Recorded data
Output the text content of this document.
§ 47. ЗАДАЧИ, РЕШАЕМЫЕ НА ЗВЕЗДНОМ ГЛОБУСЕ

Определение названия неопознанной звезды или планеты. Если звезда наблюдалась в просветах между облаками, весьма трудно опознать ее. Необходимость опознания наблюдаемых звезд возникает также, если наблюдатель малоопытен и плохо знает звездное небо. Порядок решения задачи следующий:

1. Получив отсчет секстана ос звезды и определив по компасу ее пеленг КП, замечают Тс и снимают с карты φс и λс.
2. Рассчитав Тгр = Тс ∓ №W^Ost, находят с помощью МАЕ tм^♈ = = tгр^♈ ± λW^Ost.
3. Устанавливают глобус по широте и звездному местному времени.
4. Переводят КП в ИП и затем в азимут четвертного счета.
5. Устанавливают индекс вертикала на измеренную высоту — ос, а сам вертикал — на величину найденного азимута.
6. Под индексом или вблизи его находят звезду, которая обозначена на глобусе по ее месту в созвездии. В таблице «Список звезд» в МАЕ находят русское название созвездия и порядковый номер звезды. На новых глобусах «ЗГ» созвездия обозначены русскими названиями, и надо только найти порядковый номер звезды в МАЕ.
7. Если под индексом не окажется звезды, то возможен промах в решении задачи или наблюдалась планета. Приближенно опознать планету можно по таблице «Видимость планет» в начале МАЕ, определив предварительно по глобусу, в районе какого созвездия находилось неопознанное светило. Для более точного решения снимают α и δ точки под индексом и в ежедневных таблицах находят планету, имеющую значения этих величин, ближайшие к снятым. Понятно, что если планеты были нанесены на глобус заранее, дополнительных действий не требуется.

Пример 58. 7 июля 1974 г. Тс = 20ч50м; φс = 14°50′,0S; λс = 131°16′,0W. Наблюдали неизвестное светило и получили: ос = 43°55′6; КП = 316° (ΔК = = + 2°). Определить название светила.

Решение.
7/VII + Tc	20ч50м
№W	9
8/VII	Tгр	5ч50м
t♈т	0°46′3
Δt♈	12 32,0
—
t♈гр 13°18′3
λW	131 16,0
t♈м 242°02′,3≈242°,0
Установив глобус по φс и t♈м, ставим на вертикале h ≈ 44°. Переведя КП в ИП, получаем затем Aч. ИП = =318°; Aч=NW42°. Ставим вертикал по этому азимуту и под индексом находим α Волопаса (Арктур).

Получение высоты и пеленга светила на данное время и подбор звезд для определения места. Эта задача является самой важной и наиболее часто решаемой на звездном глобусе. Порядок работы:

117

* **WRITTEN EXERCISE**
Extract all lines as given.

* **WRITTEN SOLUTION**
Output the text content of this document.
§ 47. ЗАДАЧИ, РЕШАЕМЫЕ НА ЗВЕЗДНОМ ГЛОБУСЕ

Определение названия неопознанной звезды или планеты. Если звезда наблюдалась в просветах между облаками, весьма трудно опознать ее. Необходимость опознания наблюдаемых звезд возникает также, если наблюдатель малоопытен и плохо знает звездное небо. Порядок решения задачи следующий:

1. Получив отсчет секстана ос звезды и определив по компасу ее пеленг КП, замечают Тс и снимают с карты φс и λс.
2. Рассчитав Тгр = Тс ∓ №W^Ost, находят с помощью МАЕ tм^♈ = = tгр^♈ ± λW^Ost.
3. Устанавливают глобус по широте и звездному местному времени.
4. Переводят КП в ИП и затем в азимут четвертного счета.
5. Устанавливают индекс вертикала на измеренную высоту — ос, а сам вертикал — на величину найденного азимута.
6. Под индексом или вблизи его находят звезду, которая обозначена на глобусе по ее месту в созвездии. В таблице «Список звезд» в МАЕ находят русское название созвездия и порядковый номер звезды. На новых глобусах «ЗГ» созвездия обозначены русскими названиями, и надо только найти порядковый номер звезды в МАЕ.
7. Если под индексом не окажется звезды, то возможен промах в решении задачи или наблюдалась планета. Приближенно опознать планету можно по таблице «Видимость планет» в начале МАЕ, определив предварительно по глобусу, в районе какого созвездия находилось неопознанное светило. Для более точного решения снимают α и δ точки под индексом и в ежедневных таблицах находят планету, имеющую значения этих величин, ближайшие к снятым. Понятно, что если планеты были нанесены на глобус заранее, дополнительных действий не требуется.

Пример 58. 7 июля 1974 г. Тс = 20ч50м; φс = 14°50′,0S; λс = 131°16′,0W. Наблюдали неизвестное светило и получили: ос = 43°55′6; КП = 316° (ΔК = = + 2°). Определить название светила.

Решение.
7/VII + Tc	20ч50м
№W	9
8/VII	Tгр	5ч50м
t♈т	0°46′3
Δt♈	12 32,0
—
t♈гр 13°18′3
λW	131 16,0
t♈м 242°02′,3≈242°,0
Установив глобус по φс и t♈м, ставим на вертикале h ≈ 44°. Переведя КП в ИП, получаем затем Aч. ИП = =318°; Aч=NW42°. Ставим вертикал по этому азимуту и под индексом находим α Волопаса (Арктур).

Получение высоты и пеленга светила на данное время и подбор звезд для определения места. Эта задача является самой важной и наиболее часто решаемой на звездном глобусе. Порядок работы:

117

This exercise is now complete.